> PROBLEM REQUIREMENTS: Copy every line of the data that contains the string "Hledat".

> GIVEN DATA:
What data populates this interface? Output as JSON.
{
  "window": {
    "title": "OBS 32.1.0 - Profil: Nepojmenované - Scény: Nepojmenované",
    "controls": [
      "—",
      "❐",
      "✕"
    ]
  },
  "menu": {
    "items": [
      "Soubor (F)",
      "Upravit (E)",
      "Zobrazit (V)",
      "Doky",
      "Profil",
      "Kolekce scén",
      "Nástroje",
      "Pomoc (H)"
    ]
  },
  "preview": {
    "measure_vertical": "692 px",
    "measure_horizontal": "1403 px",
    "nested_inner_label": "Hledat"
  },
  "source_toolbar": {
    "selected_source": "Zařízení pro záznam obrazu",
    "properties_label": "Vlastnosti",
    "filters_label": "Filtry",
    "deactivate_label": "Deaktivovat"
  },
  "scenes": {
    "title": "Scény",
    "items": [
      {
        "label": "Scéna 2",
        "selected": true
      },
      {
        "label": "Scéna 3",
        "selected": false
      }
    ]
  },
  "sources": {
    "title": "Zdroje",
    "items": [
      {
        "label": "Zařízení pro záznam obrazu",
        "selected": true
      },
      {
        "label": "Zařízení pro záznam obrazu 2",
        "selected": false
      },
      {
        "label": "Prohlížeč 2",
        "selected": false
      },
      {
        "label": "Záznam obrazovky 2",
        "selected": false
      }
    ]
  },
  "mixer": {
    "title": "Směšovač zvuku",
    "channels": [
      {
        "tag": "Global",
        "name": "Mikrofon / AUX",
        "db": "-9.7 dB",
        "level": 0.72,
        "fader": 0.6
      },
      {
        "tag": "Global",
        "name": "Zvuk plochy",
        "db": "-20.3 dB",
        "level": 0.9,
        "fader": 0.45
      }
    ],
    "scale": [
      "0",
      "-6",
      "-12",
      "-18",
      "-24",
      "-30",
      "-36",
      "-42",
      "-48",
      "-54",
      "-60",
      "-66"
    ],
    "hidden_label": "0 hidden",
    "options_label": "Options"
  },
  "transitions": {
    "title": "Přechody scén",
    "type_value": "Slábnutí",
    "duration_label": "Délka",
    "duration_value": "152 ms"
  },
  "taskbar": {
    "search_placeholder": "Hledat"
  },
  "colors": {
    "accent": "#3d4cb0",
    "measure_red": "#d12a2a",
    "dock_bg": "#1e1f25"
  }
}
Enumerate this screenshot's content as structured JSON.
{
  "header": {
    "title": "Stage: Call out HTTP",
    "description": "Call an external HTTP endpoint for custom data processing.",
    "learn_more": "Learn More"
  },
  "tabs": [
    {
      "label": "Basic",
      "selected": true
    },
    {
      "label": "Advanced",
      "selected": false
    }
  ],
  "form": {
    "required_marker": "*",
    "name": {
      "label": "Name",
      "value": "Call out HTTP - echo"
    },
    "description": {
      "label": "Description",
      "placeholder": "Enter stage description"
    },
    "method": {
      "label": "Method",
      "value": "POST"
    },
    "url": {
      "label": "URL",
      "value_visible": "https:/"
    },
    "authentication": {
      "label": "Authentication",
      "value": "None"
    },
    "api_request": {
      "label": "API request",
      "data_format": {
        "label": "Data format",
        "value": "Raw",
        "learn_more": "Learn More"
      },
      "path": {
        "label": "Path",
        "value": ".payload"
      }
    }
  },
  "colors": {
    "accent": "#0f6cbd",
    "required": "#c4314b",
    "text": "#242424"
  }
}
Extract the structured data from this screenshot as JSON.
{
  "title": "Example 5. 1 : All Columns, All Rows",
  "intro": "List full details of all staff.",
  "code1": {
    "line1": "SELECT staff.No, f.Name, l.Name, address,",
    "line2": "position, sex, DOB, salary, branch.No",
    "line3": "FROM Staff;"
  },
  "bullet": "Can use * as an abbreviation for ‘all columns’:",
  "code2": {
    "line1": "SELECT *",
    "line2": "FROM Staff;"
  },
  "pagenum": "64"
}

> ANSWER TO THE PROBLEM:
    "nested_inner_label": "Hledat"
    "search_placeholder": "Hledat"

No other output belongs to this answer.